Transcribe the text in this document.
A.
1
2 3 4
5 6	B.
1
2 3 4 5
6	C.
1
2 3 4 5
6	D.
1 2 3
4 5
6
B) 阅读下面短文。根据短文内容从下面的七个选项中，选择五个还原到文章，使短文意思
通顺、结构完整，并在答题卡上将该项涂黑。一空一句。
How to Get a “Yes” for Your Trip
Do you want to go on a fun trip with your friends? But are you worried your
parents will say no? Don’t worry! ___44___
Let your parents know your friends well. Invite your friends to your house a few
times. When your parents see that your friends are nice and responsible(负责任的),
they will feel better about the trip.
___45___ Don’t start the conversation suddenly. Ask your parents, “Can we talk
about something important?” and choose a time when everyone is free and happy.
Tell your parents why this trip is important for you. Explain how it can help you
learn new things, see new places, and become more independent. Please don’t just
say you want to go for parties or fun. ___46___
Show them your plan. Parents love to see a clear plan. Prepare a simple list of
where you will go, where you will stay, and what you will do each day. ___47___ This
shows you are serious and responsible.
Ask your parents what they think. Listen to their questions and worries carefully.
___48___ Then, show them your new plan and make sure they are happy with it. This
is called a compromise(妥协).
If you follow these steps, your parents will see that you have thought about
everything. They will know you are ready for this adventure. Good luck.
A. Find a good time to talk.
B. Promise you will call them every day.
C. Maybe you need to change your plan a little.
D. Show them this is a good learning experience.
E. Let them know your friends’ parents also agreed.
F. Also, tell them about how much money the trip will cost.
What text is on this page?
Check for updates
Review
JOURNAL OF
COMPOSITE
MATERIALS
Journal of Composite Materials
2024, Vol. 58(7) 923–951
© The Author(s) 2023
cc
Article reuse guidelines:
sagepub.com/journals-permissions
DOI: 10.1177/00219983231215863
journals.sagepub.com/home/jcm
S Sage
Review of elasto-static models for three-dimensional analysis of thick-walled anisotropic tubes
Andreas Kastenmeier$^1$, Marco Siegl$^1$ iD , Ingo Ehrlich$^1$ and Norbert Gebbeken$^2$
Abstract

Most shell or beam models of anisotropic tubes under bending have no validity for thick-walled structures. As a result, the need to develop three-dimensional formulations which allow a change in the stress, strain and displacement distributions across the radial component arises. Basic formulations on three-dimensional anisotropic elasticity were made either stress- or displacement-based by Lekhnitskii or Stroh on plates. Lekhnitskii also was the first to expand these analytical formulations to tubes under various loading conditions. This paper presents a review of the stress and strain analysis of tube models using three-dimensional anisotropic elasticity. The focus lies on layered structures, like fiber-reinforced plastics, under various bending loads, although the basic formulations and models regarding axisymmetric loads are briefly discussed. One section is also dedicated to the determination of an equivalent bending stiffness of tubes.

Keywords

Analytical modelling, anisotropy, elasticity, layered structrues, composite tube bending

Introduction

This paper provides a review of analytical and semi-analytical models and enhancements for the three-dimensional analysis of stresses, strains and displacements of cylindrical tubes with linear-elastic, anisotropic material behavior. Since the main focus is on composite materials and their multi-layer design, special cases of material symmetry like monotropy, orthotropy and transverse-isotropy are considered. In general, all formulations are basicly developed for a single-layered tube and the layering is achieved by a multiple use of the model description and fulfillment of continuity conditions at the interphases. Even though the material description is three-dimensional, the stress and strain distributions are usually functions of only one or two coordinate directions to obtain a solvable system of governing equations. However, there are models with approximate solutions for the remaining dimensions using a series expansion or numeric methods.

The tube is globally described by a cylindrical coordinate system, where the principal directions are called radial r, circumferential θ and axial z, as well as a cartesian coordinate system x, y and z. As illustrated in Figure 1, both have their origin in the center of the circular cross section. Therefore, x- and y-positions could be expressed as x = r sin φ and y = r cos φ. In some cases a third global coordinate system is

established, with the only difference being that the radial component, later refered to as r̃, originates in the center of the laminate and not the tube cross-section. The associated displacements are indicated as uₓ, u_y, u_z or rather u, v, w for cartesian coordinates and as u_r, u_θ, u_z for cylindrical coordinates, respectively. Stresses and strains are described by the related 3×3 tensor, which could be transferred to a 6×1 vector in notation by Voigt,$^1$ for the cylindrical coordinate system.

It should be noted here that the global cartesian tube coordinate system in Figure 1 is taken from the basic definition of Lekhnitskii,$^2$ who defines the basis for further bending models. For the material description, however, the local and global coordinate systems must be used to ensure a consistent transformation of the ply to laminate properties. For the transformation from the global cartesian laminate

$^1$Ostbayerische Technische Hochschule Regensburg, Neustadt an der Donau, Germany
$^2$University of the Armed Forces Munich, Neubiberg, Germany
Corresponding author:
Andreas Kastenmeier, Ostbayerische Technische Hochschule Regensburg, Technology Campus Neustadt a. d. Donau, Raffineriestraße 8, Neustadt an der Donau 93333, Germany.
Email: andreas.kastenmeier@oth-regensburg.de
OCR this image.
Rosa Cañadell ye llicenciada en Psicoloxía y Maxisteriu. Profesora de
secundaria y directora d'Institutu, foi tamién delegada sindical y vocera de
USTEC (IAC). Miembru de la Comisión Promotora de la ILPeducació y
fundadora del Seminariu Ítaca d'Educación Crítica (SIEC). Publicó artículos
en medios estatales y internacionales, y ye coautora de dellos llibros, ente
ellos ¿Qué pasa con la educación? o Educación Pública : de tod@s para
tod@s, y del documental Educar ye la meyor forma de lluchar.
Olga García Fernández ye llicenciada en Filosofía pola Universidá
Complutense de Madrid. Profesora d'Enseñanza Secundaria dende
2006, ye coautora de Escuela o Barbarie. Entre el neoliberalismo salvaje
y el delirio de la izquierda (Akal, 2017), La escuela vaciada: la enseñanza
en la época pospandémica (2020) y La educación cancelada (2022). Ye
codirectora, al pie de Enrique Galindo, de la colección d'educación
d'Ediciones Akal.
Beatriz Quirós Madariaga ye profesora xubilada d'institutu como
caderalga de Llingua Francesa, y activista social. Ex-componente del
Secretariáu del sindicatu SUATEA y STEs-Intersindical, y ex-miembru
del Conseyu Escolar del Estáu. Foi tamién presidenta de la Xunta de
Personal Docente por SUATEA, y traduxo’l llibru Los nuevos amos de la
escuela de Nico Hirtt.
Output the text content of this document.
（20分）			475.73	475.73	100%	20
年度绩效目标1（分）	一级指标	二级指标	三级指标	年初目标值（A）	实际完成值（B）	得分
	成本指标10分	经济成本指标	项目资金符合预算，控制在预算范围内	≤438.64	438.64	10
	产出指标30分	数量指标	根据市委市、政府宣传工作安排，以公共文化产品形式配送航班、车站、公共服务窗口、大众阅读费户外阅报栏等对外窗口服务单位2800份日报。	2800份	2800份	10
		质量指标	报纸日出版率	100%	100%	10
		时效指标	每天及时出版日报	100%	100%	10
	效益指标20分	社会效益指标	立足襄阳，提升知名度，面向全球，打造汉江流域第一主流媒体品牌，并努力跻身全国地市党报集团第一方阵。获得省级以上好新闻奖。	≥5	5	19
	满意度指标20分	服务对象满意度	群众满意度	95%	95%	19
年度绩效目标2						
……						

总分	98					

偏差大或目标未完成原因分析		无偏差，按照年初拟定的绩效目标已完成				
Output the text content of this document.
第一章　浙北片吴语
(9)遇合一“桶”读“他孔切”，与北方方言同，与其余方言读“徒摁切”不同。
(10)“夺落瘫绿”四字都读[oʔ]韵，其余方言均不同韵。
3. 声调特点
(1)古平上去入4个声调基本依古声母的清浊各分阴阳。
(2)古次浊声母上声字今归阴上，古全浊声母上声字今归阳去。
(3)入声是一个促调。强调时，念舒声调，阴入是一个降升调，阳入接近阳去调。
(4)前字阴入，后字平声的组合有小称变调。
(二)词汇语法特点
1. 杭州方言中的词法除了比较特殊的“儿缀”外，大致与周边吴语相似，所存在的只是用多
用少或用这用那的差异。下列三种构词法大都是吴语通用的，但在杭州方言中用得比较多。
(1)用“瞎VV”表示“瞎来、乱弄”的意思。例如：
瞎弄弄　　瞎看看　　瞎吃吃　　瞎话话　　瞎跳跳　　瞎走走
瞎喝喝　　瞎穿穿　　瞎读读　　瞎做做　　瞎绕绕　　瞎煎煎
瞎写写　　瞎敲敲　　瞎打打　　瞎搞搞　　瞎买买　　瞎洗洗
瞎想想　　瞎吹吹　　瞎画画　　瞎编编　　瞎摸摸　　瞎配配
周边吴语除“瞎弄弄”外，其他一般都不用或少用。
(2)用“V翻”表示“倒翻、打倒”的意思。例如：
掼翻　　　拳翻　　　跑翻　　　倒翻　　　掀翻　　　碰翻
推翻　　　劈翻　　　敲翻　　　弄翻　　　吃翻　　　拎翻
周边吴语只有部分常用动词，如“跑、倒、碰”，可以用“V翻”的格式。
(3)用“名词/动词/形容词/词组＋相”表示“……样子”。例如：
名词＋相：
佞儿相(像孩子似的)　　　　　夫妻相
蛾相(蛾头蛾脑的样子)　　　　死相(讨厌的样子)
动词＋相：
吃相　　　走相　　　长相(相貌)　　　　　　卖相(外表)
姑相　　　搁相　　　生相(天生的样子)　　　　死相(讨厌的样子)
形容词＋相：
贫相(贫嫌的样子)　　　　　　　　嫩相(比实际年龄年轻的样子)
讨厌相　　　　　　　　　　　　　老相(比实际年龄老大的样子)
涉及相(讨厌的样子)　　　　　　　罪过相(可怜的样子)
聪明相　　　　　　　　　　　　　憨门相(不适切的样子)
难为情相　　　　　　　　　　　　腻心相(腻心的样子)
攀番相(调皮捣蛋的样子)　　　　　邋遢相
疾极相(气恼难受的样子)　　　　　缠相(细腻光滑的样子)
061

+ + + + +

## Exercise prompt
Pick out all lines from the data above in which the word "tamién" appears.

## Written response
secundaria y directora d'Institutu, foi tamién delegada sindical y vocera de
del Conseyu Escolar del Estáu. Foi tamién presidenta de la Xunta de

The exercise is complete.